* begin Extracted material *

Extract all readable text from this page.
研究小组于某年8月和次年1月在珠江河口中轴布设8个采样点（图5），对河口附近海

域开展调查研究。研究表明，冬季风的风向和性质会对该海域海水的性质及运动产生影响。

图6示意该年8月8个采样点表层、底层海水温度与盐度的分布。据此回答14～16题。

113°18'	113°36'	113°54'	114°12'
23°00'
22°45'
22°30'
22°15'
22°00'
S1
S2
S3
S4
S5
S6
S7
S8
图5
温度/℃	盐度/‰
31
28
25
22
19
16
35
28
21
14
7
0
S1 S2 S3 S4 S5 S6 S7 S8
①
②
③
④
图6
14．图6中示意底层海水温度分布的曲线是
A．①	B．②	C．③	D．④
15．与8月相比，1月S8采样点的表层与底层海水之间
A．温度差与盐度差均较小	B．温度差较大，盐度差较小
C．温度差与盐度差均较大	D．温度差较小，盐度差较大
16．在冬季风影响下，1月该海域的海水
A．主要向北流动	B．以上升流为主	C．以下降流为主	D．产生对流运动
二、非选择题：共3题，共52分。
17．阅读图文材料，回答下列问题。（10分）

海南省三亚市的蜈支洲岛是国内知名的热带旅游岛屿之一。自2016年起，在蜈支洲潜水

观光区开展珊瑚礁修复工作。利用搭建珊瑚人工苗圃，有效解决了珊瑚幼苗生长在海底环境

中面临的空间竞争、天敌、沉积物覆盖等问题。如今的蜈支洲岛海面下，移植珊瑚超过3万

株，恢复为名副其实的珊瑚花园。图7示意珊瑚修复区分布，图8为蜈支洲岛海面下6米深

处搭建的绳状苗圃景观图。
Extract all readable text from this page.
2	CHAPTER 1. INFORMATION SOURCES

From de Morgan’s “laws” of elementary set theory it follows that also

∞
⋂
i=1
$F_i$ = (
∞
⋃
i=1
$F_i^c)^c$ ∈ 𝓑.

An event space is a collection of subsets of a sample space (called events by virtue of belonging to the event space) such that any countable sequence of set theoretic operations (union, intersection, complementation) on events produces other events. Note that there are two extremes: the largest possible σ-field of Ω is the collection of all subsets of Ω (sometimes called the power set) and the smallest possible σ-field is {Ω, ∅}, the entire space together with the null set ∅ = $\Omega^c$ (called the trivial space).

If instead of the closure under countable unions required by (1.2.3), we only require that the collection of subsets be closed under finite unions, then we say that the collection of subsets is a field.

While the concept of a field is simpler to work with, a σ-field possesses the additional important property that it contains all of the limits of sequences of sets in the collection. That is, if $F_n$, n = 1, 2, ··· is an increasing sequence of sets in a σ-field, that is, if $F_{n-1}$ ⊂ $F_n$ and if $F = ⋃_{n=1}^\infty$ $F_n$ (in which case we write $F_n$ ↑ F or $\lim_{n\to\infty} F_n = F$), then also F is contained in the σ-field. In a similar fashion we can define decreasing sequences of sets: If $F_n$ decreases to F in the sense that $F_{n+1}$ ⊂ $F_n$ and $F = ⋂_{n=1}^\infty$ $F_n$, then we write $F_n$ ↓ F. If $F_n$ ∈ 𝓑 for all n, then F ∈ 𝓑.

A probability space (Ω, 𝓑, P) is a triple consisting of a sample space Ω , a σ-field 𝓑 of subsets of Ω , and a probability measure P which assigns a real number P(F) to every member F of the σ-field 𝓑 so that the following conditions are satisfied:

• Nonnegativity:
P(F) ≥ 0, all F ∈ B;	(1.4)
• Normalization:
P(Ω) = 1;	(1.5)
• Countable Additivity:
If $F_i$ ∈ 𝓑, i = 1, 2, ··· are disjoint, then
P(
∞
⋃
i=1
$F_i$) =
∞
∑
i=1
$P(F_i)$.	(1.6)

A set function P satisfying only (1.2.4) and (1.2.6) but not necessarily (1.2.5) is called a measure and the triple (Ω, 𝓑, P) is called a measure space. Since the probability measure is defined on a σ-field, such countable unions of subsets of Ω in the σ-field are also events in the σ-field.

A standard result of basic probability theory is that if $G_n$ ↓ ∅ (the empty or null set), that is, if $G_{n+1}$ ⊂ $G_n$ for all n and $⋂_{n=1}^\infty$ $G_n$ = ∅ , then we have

* end Extracted material *

- _What you need to do_:
Look through the entries above. Extract each line with the word "which".

- _Written solution_:
While the concept of a field is simpler to work with, a σ-field possesses the additional important property that it contains all of the limits of sequences of sets in the collection. That is, if $F_n$, n = 1, 2, ··· is an increasing sequence of sets in a σ-field, that is, if $F_{n-1}$ ⊂ $F_n$ and if $F = ⋃_{n=1}^\infty$ $F_n$ (in which case we write $F_n$ ↑ F or $\lim_{n\to\infty} F_n = F$), then also F is contained in the σ-field. In a similar fashion we can define decreasing sequences of sets: If $F_n$ decreases to F in the sense that $F_{n+1}$ ⊂ $F_n$ and $F = ⋂_{n=1}^\infty$ $F_n$, then we write $F_n$ ↓ F. If $F_n$ ∈ 𝓑 for all n, then F ∈ 𝓑.
A probability space (Ω, 𝓑, P) is a triple consisting of a sample space Ω , a σ-field 𝓑 of subsets of Ω , and a probability measure P which assigns a real number P(F) to every member F of the σ-field 𝓑 so that the following conditions are satisfied:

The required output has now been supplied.